Search the entries for the word "MWCS" and pull out each line that has it.

---- RECORDS FOR THE EXERCISE

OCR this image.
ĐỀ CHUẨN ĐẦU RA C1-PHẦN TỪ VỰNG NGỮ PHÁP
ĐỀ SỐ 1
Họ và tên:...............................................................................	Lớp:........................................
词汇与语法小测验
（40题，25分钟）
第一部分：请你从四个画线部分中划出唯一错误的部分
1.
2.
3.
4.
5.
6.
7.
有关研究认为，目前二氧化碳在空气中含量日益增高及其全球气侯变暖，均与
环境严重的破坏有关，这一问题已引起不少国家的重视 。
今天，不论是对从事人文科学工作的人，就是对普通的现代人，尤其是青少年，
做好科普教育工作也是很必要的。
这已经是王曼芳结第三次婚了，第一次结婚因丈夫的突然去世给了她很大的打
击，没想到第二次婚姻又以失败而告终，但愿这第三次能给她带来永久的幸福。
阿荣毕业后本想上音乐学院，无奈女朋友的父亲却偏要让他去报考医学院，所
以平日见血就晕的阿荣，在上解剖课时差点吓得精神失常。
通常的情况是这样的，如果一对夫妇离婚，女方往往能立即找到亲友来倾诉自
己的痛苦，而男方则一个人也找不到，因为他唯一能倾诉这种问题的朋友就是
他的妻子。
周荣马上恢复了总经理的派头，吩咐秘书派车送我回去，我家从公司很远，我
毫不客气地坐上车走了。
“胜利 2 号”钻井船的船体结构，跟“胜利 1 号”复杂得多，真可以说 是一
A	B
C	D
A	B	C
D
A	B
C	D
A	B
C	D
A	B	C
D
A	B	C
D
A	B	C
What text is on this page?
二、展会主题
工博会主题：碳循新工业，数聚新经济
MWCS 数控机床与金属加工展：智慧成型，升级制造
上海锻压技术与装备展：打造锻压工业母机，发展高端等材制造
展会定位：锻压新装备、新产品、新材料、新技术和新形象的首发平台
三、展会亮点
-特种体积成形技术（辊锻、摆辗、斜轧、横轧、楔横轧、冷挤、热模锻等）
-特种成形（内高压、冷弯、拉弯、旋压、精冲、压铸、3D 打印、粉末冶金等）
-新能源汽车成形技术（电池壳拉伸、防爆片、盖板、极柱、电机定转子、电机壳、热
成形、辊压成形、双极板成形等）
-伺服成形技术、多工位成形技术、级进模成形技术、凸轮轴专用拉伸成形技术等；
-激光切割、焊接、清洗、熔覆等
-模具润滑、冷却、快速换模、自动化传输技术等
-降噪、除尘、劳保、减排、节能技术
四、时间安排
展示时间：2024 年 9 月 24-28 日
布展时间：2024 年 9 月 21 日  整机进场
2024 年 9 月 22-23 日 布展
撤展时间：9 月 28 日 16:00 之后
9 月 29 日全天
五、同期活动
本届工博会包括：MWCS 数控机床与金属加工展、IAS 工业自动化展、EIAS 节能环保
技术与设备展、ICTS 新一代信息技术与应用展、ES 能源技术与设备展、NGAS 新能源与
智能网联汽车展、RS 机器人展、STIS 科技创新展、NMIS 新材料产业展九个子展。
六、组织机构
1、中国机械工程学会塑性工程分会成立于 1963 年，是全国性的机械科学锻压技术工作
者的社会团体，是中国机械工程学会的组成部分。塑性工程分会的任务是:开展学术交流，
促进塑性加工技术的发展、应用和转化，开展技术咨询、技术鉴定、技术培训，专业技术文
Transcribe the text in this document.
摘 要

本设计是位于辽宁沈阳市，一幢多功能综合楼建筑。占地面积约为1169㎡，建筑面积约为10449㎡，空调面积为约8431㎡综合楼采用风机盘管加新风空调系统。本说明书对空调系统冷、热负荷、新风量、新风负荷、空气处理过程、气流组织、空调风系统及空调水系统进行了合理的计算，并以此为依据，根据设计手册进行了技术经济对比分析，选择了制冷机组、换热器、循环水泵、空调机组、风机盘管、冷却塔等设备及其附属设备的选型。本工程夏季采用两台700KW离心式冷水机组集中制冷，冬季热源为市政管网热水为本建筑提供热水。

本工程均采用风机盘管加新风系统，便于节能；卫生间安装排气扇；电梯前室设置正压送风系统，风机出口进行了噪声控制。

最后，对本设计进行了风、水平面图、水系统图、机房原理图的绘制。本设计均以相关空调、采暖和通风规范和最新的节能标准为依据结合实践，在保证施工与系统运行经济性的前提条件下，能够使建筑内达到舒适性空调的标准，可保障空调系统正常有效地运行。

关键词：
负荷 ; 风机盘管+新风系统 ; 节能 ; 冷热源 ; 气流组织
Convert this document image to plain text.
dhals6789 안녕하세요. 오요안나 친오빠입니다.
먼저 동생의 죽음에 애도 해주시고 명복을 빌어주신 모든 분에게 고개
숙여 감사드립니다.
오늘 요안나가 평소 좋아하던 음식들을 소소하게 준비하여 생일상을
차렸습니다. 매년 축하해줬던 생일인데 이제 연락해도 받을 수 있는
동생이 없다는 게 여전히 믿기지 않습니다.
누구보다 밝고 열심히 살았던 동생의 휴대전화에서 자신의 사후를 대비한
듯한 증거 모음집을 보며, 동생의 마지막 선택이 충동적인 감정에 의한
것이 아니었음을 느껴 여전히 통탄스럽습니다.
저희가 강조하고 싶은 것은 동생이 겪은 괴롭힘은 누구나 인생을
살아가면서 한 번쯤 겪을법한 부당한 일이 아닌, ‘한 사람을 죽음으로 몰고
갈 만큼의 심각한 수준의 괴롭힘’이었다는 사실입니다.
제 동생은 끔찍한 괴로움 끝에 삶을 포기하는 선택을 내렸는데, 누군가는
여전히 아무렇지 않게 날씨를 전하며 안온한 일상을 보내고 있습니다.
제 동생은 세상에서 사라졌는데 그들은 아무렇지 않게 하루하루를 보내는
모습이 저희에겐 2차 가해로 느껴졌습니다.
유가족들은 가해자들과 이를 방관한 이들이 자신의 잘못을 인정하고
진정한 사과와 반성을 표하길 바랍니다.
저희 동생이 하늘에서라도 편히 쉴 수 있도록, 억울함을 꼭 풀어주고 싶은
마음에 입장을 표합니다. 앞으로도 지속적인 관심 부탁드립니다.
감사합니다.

--------

**THE ANSWER**.
MWCS 数控机床与金属加工展：智慧成型，升级制造
本届工博会包括：MWCS 数控机床与金属加工展、IAS 工业自动化展、EIAS 节能环保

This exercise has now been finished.